:: Data to process

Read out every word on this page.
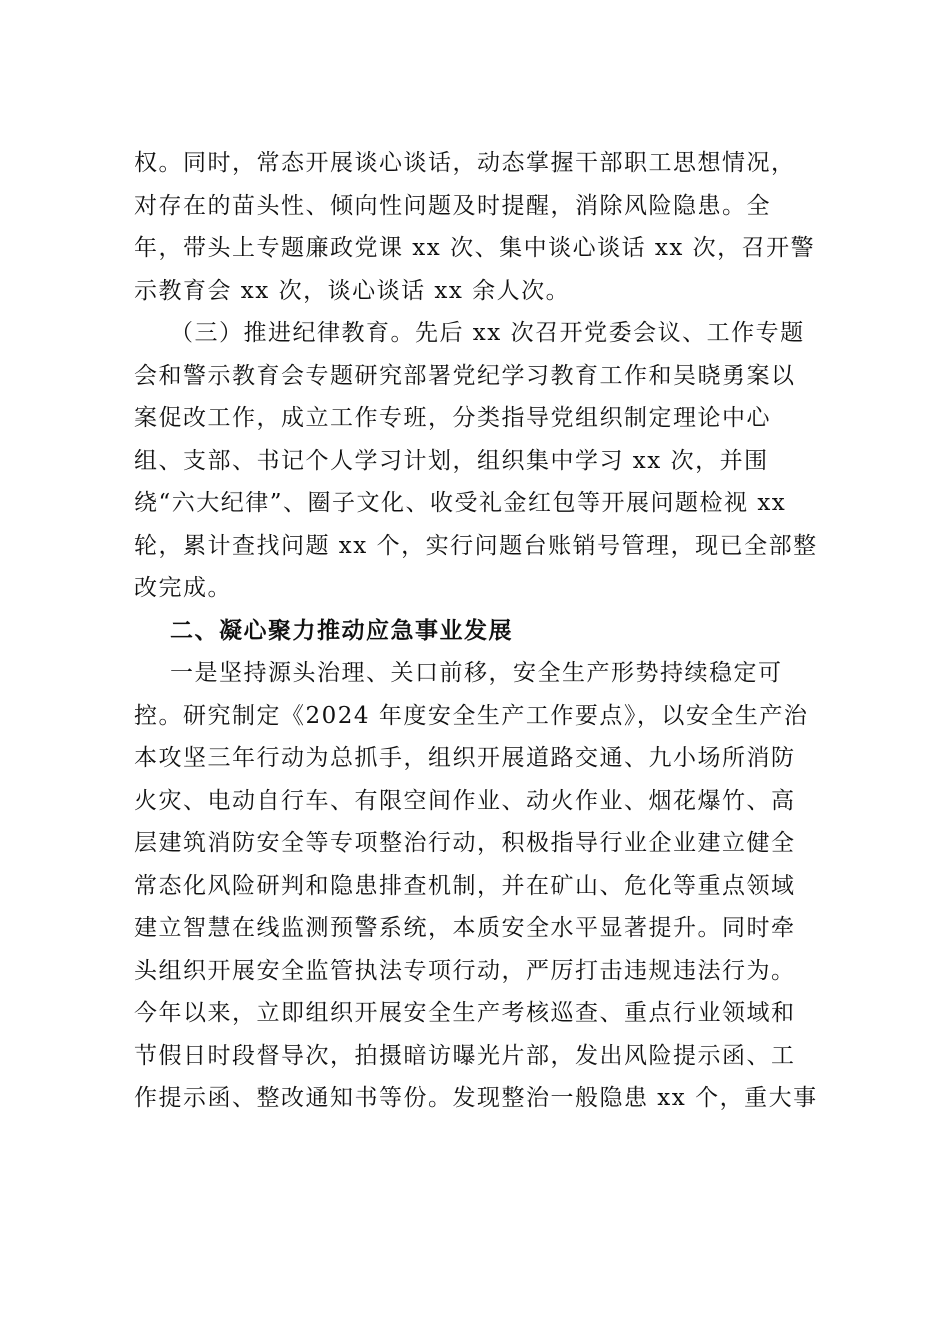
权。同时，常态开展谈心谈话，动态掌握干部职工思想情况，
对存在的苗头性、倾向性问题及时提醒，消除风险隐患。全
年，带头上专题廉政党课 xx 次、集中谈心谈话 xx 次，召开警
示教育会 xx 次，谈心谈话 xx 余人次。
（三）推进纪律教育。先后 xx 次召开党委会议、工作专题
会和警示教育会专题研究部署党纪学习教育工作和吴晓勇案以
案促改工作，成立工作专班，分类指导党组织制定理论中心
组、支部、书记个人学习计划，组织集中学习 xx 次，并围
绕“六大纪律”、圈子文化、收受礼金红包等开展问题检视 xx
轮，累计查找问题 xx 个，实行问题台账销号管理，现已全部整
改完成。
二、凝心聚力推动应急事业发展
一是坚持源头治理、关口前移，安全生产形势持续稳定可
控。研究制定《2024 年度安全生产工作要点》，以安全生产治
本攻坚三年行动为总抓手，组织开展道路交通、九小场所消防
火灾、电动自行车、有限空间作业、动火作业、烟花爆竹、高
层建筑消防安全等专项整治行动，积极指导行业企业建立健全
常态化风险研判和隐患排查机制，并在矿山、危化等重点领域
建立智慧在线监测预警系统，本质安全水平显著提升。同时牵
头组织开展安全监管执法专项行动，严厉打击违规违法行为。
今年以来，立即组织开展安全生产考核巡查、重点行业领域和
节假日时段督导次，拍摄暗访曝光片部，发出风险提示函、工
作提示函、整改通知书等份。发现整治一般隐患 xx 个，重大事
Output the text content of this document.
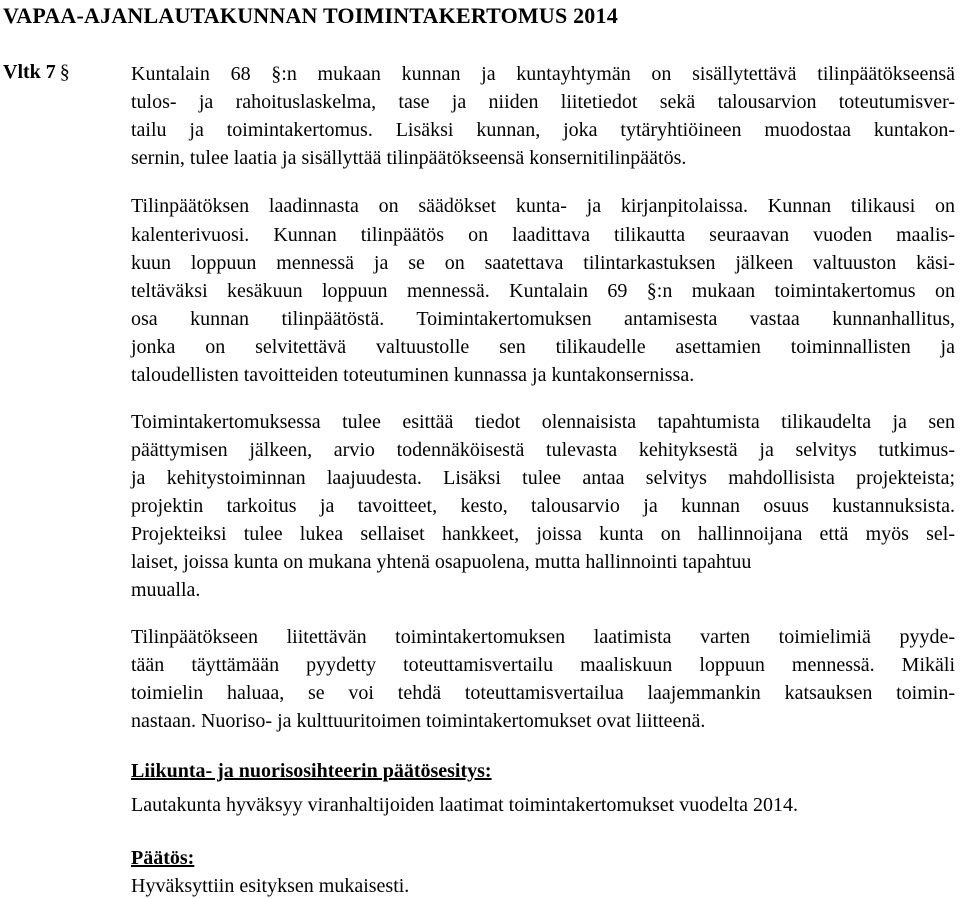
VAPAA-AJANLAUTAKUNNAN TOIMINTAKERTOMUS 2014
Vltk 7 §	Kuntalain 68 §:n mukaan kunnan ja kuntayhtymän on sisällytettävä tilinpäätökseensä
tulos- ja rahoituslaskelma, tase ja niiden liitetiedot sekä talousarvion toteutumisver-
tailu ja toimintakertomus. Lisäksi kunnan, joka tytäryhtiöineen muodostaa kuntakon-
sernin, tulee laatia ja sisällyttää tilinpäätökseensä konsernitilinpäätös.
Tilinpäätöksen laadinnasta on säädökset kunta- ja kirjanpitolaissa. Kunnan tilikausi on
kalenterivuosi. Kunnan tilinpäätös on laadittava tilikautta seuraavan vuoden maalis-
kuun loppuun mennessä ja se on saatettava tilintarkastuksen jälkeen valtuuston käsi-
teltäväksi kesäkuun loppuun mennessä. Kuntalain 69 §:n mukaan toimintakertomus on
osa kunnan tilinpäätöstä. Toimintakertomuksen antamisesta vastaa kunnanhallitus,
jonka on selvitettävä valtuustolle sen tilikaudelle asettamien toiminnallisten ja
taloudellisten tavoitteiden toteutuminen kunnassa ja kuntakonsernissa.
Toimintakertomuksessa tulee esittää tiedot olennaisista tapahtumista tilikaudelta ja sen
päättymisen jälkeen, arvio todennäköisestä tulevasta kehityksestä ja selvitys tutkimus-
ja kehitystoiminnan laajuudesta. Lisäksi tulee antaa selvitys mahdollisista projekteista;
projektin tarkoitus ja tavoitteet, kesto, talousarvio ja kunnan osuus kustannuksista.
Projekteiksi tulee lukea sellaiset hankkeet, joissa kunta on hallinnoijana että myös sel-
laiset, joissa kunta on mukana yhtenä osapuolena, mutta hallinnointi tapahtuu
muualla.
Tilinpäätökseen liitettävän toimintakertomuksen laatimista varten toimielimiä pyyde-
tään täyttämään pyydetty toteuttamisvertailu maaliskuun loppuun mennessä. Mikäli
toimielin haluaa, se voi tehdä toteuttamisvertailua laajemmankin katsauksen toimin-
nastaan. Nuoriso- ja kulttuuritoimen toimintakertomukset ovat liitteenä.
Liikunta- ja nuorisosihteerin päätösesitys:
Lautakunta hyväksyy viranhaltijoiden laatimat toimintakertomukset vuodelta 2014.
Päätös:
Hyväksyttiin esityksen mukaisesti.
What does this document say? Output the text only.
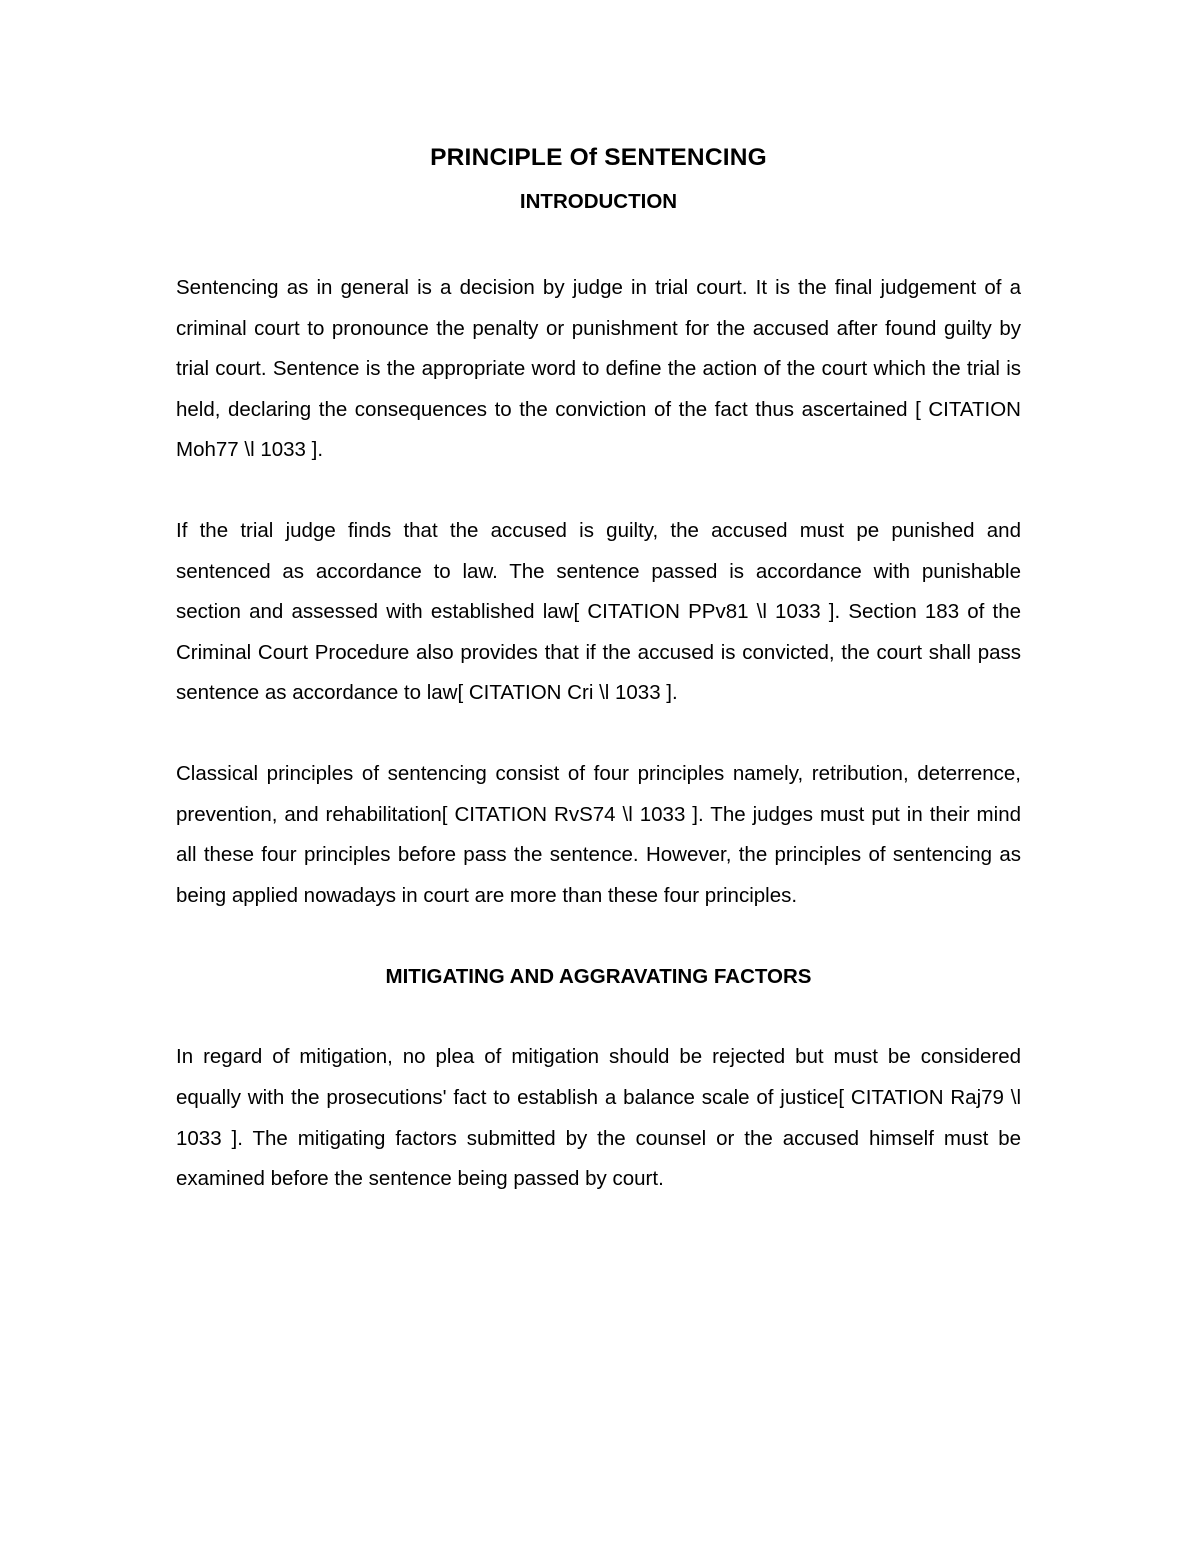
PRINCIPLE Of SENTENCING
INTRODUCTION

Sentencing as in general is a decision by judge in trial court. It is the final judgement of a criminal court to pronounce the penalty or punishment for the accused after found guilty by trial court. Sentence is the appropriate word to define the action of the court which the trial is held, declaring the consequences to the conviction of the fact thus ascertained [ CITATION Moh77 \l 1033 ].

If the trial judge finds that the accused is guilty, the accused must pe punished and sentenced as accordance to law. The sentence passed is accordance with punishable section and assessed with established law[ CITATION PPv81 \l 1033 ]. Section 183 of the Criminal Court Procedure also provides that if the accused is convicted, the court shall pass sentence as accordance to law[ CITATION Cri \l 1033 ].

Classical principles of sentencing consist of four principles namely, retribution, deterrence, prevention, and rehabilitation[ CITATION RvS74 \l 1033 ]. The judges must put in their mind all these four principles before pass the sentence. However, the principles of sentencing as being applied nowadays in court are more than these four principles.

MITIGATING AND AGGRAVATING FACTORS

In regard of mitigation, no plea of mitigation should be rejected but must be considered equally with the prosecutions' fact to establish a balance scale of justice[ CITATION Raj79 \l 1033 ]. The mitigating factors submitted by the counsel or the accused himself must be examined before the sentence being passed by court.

::::

● What this task involves:
In the records above, find each line that holds the word "passed"; copy all such lines.

● Written response:
If the trial judge finds that the accused is guilty, the accused must pe punished and sentenced as accordance to law. The sentence passed is accordance with punishable section and assessed with established law[ CITATION PPv81 \l 1033 ]. Section 183 of the Criminal Court Procedure also provides that if the accused is convicted, the court shall pass sentence as accordance to law[ CITATION Cri \l 1033 ].
In regard of mitigation, no plea of mitigation should be rejected but must be considered equally with the prosecutions' fact to establish a balance scale of justice[ CITATION Raj79 \l 1033 ]. The mitigating factors submitted by the counsel or the accused himself must be examined before the sentence being passed by court.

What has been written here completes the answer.